[Dataset entries]
######

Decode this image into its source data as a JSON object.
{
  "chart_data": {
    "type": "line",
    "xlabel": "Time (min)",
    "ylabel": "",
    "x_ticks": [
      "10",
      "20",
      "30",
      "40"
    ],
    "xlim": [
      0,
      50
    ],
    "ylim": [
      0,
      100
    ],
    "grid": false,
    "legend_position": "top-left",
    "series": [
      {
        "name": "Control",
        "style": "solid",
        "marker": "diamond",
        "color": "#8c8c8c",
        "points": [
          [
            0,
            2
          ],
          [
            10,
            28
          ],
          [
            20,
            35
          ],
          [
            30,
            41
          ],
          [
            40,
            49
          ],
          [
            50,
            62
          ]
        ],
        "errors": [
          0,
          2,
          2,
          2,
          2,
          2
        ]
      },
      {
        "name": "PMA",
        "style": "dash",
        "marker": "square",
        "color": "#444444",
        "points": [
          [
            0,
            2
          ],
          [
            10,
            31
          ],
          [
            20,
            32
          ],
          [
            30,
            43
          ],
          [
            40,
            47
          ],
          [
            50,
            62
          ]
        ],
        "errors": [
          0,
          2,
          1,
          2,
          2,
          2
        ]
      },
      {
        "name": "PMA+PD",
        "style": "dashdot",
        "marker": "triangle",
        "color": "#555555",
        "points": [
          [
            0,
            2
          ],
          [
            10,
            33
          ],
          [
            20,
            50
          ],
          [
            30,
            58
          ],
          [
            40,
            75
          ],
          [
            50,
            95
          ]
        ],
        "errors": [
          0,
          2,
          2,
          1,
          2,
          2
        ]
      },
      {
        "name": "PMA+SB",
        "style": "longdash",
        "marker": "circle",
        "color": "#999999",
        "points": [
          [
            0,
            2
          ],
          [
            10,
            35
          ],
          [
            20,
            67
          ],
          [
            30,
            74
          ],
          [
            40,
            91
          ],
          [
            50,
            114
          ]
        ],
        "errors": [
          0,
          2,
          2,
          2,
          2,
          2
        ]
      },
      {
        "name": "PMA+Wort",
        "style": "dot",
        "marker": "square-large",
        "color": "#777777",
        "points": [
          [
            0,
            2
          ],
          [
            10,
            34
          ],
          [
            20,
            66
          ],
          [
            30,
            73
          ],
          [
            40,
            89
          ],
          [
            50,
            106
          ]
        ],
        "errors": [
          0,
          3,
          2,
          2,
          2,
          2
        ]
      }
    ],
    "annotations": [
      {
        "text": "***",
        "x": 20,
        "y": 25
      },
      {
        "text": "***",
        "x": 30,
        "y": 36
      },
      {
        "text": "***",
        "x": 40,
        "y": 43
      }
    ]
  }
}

######

Write out all the lines again, exactly as they are.

Decode this image into its source data as a JSON object.
{
  "chart_data": {
    "type": "line",
    "xlabel": "Time (min)",
    "ylabel": "",
    "x_ticks": [
      "10",
      "20",
      "30",
      "40"
    ],
    "xlim": [
      0,
      50
    ],
    "ylim": [
      0,
      100
    ],
    "grid": false,
    "legend_position": "top-left",
    "series": [
      {
        "name": "Control",
        "style": "solid",
        "marker": "diamond",
        "color": "#8c8c8c",
        "points": [
          [
            0,
            2
          ],
          [
            10,
            28
          ],
          [
            20,
            35
          ],
          [
            30,
            41
          ],
          [
            40,
            49
          ],
          [
            50,
            62
          ]
        ],
        "errors": [
          0,
          2,
          2,
          2,
          2,
          2
        ]
      },
      {
        "name": "PMA",
        "style": "dash",
        "marker": "square",
        "color": "#444444",
        "points": [
          [
            0,
            2
          ],
          [
            10,
            31
          ],
          [
            20,
            32
          ],
          [
            30,
            43
          ],
          [
            40,
            47
          ],
          [
            50,
            62
          ]
        ],
        "errors": [
          0,
          2,
          1,
          2,
          2,
          2
        ]
      },
      {
        "name": "PMA+PD",
        "style": "dashdot",
        "marker": "triangle",
        "color": "#555555",
        "points": [
          [
            0,
            2
          ],
          [
            10,
            33
          ],
          [
            20,
            50
          ],
          [
            30,
            58
          ],
          [
            40,
            75
          ],
          [
            50,
            95
          ]
        ],
        "errors": [
          0,
          2,
          2,
          1,
          2,
          2
        ]
      },
      {
        "name": "PMA+SB",
        "style": "longdash",
        "marker": "circle",
        "color": "#999999",
        "points": [
          [
            0,
            2
          ],
          [
            10,
            35
          ],
          [
            20,
            67
          ],
          [
            30,
            74
          ],
          [
            40,
            91
          ],
          [
            50,
            114
          ]
        ],
        "errors": [
          0,
          2,
          2,
          2,
          2,
          2
        ]
      },
      {
        "name": "PMA+Wort",
        "style": "dot",
        "marker": "square-large",
        "color": "#777777",
        "points": [
          [
            0,
            2
          ],
          [
            10,
            34
          ],
          [
            20,
            66
          ],
          [
            30,
            73
          ],
          [
            40,
            89
          ],
          [
            50,
            106
          ]
        ],
        "errors": [
          0,
          3,
          2,
          2,
          2,
          2
        ]
      }
    ],
    "annotations": [
      {
        "text": "***",
        "x": 20,
        "y": 25
      },
      {
        "text": "***",
        "x": 30,
        "y": 36
      },
      {
        "text": "***",
        "x": 40,
        "y": 43
      }
    ]
  }
}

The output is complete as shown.